| WHAT TO PRODUCE |
Find the word "перестановочных" in the records below. List each line containing it.

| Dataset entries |
════════════════════

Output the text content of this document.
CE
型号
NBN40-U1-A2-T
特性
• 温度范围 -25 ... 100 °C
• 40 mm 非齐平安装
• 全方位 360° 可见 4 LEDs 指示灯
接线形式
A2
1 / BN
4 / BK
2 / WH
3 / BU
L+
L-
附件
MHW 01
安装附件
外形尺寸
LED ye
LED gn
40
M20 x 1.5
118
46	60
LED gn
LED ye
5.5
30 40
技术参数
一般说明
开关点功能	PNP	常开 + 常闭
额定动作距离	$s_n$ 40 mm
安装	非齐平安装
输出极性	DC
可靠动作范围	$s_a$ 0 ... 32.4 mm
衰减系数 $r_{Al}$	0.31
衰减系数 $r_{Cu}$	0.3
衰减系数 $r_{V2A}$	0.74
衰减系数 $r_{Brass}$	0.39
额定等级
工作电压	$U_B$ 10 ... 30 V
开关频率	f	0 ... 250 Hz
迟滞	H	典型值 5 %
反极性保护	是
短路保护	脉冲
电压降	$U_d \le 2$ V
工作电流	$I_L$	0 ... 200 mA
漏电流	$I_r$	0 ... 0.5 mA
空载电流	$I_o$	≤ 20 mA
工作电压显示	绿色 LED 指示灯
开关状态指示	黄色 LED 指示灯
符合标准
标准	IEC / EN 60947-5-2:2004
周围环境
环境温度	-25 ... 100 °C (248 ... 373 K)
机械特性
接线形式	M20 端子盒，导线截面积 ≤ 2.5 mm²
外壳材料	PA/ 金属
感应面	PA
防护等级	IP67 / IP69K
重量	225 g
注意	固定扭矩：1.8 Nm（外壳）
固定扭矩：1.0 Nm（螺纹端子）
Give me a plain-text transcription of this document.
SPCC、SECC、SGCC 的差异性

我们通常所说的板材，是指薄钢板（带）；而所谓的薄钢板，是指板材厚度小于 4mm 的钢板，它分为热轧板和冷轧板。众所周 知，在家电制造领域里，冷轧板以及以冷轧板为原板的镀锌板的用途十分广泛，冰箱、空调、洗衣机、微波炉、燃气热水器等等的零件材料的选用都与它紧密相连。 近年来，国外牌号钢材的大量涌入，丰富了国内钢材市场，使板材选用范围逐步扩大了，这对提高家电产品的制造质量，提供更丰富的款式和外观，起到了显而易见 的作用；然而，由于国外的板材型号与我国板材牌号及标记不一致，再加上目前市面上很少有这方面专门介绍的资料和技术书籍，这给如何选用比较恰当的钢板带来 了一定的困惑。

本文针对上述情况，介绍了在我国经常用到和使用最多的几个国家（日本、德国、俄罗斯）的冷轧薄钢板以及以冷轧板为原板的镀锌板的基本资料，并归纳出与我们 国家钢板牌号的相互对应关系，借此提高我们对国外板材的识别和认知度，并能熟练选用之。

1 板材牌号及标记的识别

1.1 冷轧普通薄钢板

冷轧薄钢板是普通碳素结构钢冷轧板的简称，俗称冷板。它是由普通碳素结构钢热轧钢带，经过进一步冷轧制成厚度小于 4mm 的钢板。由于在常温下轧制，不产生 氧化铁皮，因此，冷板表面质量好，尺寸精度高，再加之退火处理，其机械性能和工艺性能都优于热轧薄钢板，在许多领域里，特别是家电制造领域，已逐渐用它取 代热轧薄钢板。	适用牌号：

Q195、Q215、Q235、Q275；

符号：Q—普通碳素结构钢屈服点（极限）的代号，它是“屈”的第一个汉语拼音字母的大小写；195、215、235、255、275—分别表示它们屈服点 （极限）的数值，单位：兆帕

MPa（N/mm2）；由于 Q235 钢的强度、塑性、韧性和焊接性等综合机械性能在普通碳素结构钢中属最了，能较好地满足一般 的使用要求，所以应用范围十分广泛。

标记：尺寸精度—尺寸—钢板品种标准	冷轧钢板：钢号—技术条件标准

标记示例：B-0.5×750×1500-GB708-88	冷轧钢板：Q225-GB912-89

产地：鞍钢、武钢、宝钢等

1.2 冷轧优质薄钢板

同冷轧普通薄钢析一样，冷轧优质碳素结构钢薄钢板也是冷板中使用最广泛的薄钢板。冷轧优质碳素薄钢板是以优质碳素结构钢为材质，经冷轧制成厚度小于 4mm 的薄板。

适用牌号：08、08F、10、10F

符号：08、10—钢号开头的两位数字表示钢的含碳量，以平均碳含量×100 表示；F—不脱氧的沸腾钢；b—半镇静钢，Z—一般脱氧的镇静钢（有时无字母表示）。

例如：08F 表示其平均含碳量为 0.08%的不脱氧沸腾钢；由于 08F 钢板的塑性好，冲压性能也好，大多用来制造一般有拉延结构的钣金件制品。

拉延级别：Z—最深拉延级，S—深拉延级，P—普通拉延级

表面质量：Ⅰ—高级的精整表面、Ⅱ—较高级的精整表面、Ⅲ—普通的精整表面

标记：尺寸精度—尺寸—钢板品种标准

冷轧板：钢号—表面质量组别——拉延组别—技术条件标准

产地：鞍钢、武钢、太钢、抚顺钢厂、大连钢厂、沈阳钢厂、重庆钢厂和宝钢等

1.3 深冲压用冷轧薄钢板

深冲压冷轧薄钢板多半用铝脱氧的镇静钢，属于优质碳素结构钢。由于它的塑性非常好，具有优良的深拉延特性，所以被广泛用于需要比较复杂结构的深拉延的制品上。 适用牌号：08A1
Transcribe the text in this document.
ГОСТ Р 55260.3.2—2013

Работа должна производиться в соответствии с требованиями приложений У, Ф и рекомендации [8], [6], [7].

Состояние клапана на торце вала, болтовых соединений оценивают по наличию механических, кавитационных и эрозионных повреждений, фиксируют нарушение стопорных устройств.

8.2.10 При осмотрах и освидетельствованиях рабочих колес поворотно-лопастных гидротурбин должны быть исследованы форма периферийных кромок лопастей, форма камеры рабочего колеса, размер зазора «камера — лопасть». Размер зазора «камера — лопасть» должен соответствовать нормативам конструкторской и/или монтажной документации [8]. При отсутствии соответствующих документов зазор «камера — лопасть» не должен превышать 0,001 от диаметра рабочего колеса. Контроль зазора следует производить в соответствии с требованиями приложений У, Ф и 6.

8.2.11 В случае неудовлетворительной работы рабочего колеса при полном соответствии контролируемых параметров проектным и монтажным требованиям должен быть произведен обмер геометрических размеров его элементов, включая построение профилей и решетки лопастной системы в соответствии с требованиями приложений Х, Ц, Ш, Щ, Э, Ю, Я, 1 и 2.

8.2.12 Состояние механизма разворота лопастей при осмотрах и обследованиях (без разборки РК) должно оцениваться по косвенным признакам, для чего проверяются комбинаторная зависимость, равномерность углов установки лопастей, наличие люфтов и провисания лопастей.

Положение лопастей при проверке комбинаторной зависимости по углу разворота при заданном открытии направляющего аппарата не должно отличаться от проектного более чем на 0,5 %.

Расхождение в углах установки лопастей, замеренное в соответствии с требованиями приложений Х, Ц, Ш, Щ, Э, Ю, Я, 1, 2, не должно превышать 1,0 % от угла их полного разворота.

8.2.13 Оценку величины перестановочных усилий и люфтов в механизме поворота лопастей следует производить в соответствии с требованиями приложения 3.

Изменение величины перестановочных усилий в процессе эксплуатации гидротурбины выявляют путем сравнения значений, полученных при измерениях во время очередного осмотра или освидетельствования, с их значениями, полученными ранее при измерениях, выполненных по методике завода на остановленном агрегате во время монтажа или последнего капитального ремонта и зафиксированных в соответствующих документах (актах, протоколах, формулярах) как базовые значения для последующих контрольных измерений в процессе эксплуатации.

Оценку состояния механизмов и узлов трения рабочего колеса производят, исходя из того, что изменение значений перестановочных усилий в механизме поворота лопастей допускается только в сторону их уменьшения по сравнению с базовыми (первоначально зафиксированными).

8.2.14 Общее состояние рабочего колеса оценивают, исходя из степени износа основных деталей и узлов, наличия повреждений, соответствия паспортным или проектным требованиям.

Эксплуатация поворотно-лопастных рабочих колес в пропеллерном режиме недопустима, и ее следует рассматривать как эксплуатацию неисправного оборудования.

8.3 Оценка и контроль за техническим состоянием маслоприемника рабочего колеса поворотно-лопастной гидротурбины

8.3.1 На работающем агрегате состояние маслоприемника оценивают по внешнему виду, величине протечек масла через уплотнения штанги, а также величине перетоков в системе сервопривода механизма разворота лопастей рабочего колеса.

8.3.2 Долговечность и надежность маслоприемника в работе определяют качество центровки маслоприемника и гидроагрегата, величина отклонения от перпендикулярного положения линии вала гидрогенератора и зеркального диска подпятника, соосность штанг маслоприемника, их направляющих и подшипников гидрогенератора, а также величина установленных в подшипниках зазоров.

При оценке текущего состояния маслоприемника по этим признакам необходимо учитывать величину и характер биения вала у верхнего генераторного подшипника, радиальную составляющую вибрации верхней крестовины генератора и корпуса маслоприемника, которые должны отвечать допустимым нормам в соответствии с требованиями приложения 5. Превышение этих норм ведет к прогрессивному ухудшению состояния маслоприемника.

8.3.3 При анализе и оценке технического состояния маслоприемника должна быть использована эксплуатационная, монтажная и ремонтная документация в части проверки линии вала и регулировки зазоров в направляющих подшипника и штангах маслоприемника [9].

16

════════════════════

| ANSWER TO THIS TASK |
8.2.13 Оценку величины перестановочных усилий и люфтов в механизме поворота лопастей следует производить в соответствии с требованиями приложения 3.
Изменение величины перестановочных усилий в процессе эксплуатации гидротурбины выявляют путем сравнения значений, полученных при измерениях во время очередного осмотра или освидетельствования, с их значениями, полученными ранее при измерениях, выполненных по методике завода на остановленном агрегате во время монтажа или последнего капитального ремонта и зафиксированных в соответствующих документах (актах, протоколах, формулярах) как базовые значения для последующих контрольных измерений в процессе эксплуатации.
Оценку состояния механизмов и узлов трения рабочего колеса производят, исходя из того, что изменение значений перестановочных усилий в механизме поворота лопастей допускается только в сторону их уменьшения по сравнению с базовыми (первоначально зафиксированными).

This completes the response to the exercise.